[Data supplied start]

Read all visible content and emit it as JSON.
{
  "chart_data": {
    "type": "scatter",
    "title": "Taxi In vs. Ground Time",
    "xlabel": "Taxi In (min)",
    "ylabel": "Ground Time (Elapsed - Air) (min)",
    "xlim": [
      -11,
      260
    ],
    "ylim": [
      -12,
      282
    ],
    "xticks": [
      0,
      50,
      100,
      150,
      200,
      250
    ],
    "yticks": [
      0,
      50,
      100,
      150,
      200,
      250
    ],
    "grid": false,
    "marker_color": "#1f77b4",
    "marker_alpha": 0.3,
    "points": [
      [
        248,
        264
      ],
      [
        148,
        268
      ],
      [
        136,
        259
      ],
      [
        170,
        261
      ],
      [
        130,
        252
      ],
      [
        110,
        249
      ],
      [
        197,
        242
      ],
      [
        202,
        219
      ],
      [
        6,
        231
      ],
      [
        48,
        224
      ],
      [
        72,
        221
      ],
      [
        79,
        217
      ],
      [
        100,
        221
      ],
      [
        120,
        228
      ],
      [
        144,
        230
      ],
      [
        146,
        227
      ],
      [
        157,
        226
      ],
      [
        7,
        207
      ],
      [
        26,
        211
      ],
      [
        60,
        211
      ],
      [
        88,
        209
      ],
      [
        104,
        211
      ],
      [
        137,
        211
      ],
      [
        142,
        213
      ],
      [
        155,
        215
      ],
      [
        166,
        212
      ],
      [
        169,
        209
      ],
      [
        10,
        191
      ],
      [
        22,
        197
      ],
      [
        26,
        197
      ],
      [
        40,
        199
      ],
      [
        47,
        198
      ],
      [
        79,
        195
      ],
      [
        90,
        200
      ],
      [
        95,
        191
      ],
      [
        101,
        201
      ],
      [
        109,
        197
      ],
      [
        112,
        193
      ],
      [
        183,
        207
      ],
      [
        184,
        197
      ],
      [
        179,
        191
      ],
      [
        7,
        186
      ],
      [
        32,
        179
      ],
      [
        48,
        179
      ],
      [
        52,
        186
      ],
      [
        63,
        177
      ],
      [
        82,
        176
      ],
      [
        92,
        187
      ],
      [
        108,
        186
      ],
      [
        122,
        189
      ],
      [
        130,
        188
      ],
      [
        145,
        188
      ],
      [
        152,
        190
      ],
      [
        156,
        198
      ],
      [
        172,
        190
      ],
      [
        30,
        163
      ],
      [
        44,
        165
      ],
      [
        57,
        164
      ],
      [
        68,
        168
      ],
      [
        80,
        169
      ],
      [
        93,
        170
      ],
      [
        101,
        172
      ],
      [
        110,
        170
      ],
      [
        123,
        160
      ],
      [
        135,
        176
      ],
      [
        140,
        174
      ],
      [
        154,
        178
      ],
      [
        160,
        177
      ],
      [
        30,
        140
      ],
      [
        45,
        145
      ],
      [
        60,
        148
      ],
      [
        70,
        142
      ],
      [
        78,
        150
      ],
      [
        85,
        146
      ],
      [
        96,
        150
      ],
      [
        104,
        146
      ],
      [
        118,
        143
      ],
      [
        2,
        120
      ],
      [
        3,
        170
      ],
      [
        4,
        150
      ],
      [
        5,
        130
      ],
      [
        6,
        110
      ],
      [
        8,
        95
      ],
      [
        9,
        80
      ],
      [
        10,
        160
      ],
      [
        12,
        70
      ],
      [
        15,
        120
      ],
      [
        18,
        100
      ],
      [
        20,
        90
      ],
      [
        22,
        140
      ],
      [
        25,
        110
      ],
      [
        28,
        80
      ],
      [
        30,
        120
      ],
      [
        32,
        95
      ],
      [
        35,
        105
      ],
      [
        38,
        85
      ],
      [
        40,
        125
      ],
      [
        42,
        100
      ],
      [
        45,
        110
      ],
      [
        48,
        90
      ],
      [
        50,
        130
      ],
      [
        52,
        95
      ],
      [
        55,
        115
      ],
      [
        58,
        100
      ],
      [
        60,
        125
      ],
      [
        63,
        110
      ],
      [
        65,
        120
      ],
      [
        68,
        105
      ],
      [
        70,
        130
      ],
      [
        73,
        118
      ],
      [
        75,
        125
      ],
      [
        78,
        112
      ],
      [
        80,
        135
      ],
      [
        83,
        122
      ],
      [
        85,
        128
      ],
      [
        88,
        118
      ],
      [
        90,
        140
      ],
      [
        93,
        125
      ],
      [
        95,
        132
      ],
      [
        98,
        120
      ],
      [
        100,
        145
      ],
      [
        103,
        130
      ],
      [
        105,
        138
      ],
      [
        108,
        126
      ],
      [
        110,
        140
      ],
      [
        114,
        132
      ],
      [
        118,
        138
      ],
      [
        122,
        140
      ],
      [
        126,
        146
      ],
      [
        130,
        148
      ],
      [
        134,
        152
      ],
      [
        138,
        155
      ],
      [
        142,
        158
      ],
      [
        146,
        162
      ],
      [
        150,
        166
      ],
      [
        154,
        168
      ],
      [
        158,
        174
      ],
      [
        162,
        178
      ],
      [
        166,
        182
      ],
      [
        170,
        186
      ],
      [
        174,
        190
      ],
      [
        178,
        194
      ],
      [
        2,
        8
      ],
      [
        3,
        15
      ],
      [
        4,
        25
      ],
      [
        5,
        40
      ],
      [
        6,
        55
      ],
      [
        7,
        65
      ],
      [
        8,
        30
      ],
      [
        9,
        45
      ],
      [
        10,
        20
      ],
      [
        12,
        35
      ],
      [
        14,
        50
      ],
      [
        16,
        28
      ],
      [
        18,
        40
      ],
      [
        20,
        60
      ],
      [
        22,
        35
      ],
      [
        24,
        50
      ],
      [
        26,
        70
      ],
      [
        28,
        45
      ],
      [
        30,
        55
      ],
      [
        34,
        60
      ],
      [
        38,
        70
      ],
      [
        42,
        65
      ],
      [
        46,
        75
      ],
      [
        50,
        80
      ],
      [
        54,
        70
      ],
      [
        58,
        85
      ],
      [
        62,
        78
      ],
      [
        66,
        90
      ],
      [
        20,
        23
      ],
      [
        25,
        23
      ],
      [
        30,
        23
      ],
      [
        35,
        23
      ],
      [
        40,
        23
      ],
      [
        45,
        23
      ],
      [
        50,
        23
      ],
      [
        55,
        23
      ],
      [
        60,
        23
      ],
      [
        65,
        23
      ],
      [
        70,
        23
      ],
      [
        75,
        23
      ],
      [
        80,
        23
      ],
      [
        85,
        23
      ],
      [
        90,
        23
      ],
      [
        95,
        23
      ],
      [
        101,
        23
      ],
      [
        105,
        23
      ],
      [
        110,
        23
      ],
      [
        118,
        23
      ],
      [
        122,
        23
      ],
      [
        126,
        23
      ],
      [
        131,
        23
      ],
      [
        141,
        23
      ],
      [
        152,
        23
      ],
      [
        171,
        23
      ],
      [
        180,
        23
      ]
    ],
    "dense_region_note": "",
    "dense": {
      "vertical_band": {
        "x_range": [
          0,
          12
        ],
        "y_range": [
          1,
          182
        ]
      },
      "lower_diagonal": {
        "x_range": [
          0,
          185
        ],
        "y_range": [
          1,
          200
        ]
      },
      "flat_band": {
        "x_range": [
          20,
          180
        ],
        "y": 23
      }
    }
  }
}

[Data supplied end]

◆ Exercise ◆
Write out all the data again, exactly as it appears.

◆ Answer for the task ◆
Read all visible content and emit it as JSON.
{
  "chart_data": {
    "type": "scatter",
    "title": "Taxi In vs. Ground Time",
    "xlabel": "Taxi In (min)",
    "ylabel": "Ground Time (Elapsed - Air) (min)",
    "xlim": [
      -11,
      260
    ],
    "ylim": [
      -12,
      282
    ],
    "xticks": [
      0,
      50,
      100,
      150,
      200,
      250
    ],
    "yticks": [
      0,
      50,
      100,
      150,
      200,
      250
    ],
    "grid": false,
    "marker_color": "#1f77b4",
    "marker_alpha": 0.3,
    "points": [
      [
        248,
        264
      ],
      [
        148,
        268
      ],
      [
        136,
        259
      ],
      [
        170,
        261
      ],
      [
        130,
        252
      ],
      [
        110,
        249
      ],
      [
        197,
        242
      ],
      [
        202,
        219
      ],
      [
        6,
        231
      ],
      [
        48,
        224
      ],
      [
        72,
        221
      ],
      [
        79,
        217
      ],
      [
        100,
        221
      ],
      [
        120,
        228
      ],
      [
        144,
        230
      ],
      [
        146,
        227
      ],
      [
        157,
        226
      ],
      [
        7,
        207
      ],
      [
        26,
        211
      ],
      [
        60,
        211
      ],
      [
        88,
        209
      ],
      [
        104,
        211
      ],
      [
        137,
        211
      ],
      [
        142,
        213
      ],
      [
        155,
        215
      ],
      [
        166,
        212
      ],
      [
        169,
        209
      ],
      [
        10,
        191
      ],
      [
        22,
        197
      ],
      [
        26,
        197
      ],
      [
        40,
        199
      ],
      [
        47,
        198
      ],
      [
        79,
        195
      ],
      [
        90,
        200
      ],
      [
        95,
        191
      ],
      [
        101,
        201
      ],
      [
        109,
        197
      ],
      [
        112,
        193
      ],
      [
        183,
        207
      ],
      [
        184,
        197
      ],
      [
        179,
        191
      ],
      [
        7,
        186
      ],
      [
        32,
        179
      ],
      [
        48,
        179
      ],
      [
        52,
        186
      ],
      [
        63,
        177
      ],
      [
        82,
        176
      ],
      [
        92,
        187
      ],
      [
        108,
        186
      ],
      [
        122,
        189
      ],
      [
        130,
        188
      ],
      [
        145,
        188
      ],
      [
        152,
        190
      ],
      [
        156,
        198
      ],
      [
        172,
        190
      ],
      [
        30,
        163
      ],
      [
        44,
        165
      ],
      [
        57,
        164
      ],
      [
        68,
        168
      ],
      [
        80,
        169
      ],
      [
        93,
        170
      ],
      [
        101,
        172
      ],
      [
        110,
        170
      ],
      [
        123,
        160
      ],
      [
        135,
        176
      ],
      [
        140,
        174
      ],
      [
        154,
        178
      ],
      [
        160,
        177
      ],
      [
        30,
        140
      ],
      [
        45,
        145
      ],
      [
        60,
        148
      ],
      [
        70,
        142
      ],
      [
        78,
        150
      ],
      [
        85,
        146
      ],
      [
        96,
        150
      ],
      [
        104,
        146
      ],
      [
        118,
        143
      ],
      [
        2,
        120
      ],
      [
        3,
        170
      ],
      [
        4,
        150
      ],
      [
        5,
        130
      ],
      [
        6,
        110
      ],
      [
        8,
        95
      ],
      [
        9,
        80
      ],
      [
        10,
        160
      ],
      [
        12,
        70
      ],
      [
        15,
        120
      ],
      [
        18,
        100
      ],
      [
        20,
        90
      ],
      [
        22,
        140
      ],
      [
        25,
        110
      ],
      [
        28,
        80
      ],
      [
        30,
        120
      ],
      [
        32,
        95
      ],
      [
        35,
        105
      ],
      [
        38,
        85
      ],
      [
        40,
        125
      ],
      [
        42,
        100
      ],
      [
        45,
        110
      ],
      [
        48,
        90
      ],
      [
        50,
        130
      ],
      [
        52,
        95
      ],
      [
        55,
        115
      ],
      [
        58,
        100
      ],
      [
        60,
        125
      ],
      [
        63,
        110
      ],
      [
        65,
        120
      ],
      [
        68,
        105
      ],
      [
        70,
        130
      ],
      [
        73,
        118
      ],
      [
        75,
        125
      ],
      [
        78,
        112
      ],
      [
        80,
        135
      ],
      [
        83,
        122
      ],
      [
        85,
        128
      ],
      [
        88,
        118
      ],
      [
        90,
        140
      ],
      [
        93,
        125
      ],
      [
        95,
        132
      ],
      [
        98,
        120
      ],
      [
        100,
        145
      ],
      [
        103,
        130
      ],
      [
        105,
        138
      ],
      [
        108,
        126
      ],
      [
        110,
        140
      ],
      [
        114,
        132
      ],
      [
        118,
        138
      ],
      [
        122,
        140
      ],
      [
        126,
        146
      ],
      [
        130,
        148
      ],
      [
        134,
        152
      ],
      [
        138,
        155
      ],
      [
        142,
        158
      ],
      [
        146,
        162
      ],
      [
        150,
        166
      ],
      [
        154,
        168
      ],
      [
        158,
        174
      ],
      [
        162,
        178
      ],
      [
        166,
        182
      ],
      [
        170,
        186
      ],
      [
        174,
        190
      ],
      [
        178,
        194
      ],
      [
        2,
        8
      ],
      [
        3,
        15
      ],
      [
        4,
        25
      ],
      [
        5,
        40
      ],
      [
        6,
        55
      ],
      [
        7,
        65
      ],
      [
        8,
        30
      ],
      [
        9,
        45
      ],
      [
        10,
        20
      ],
      [
        12,
        35
      ],
      [
        14,
        50
      ],
      [
        16,
        28
      ],
      [
        18,
        40
      ],
      [
        20,
        60
      ],
      [
        22,
        35
      ],
      [
        24,
        50
      ],
      [
        26,
        70
      ],
      [
        28,
        45
      ],
      [
        30,
        55
      ],
      [
        34,
        60
      ],
      [
        38,
        70
      ],
      [
        42,
        65
      ],
      [
        46,
        75
      ],
      [
        50,
        80
      ],
      [
        54,
        70
      ],
      [
        58,
        85
      ],
      [
        62,
        78
      ],
      [
        66,
        90
      ],
      [
        20,
        23
      ],
      [
        25,
        23
      ],
      [
        30,
        23
      ],
      [
        35,
        23
      ],
      [
        40,
        23
      ],
      [
        45,
        23
      ],
      [
        50,
        23
      ],
      [
        55,
        23
      ],
      [
        60,
        23
      ],
      [
        65,
        23
      ],
      [
        70,
        23
      ],
      [
        75,
        23
      ],
      [
        80,
        23
      ],
      [
        85,
        23
      ],
      [
        90,
        23
      ],
      [
        95,
        23
      ],
      [
        101,
        23
      ],
      [
        105,
        23
      ],
      [
        110,
        23
      ],
      [
        118,
        23
      ],
      [
        122,
        23
      ],
      [
        126,
        23
      ],
      [
        131,
        23
      ],
      [
        141,
        23
      ],
      [
        152,
        23
      ],
      [
        171,
        23
      ],
      [
        180,
        23
      ]
    ],
    "dense_region_note": "",
    "dense": {
      "vertical_band": {
        "x_range": [
          0,
          12
        ],
        "y_range": [
          1,
          182
        ]
      },
      "lower_diagonal": {
        "x_range": [
          0,
          185
        ],
        "y_range": [
          1,
          200
        ]
      },
      "flat_band": {
        "x_range": [
          20,
          180
        ],
        "y": 23
      }
    }
  }
}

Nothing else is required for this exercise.